PROBLEM REQUIREMENTS: Go through the listing and return every line with "horizontal" in it.

MATERIALS PROVIDED:

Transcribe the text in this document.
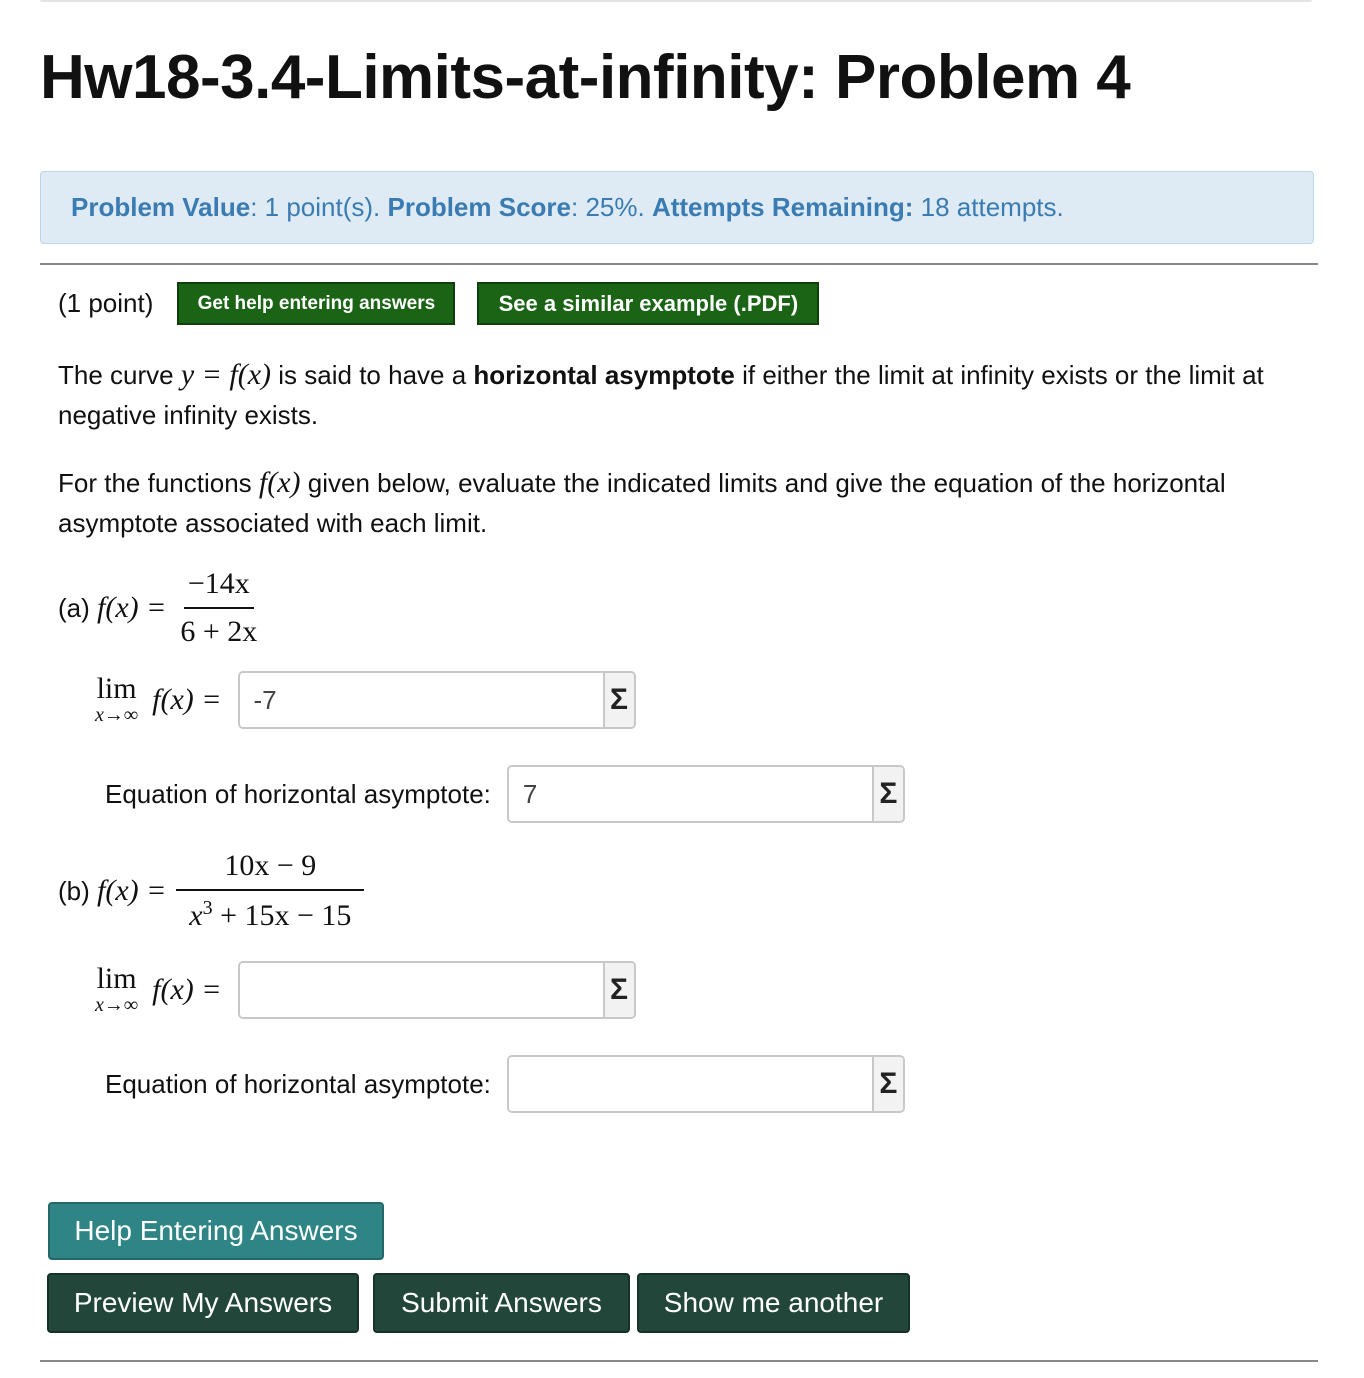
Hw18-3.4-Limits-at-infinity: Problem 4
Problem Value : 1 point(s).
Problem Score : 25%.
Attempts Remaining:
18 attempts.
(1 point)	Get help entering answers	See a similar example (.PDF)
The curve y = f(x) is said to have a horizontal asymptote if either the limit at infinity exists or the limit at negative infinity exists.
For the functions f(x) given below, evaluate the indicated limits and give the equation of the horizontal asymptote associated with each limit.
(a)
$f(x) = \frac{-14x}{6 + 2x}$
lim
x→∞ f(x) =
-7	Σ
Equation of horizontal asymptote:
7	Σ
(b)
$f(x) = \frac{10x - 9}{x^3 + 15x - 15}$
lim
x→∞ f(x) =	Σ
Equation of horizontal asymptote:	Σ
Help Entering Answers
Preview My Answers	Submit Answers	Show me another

EXERCISE OUTPUT:
The curve y = f(x) is said to have a horizontal asymptote if either the limit at infinity exists or the limit at negative infinity exists.
For the functions f(x) given below, evaluate the indicated limits and give the equation of the horizontal asymptote associated with each limit.
Equation of horizontal asymptote:
Equation of horizontal asymptote:	Σ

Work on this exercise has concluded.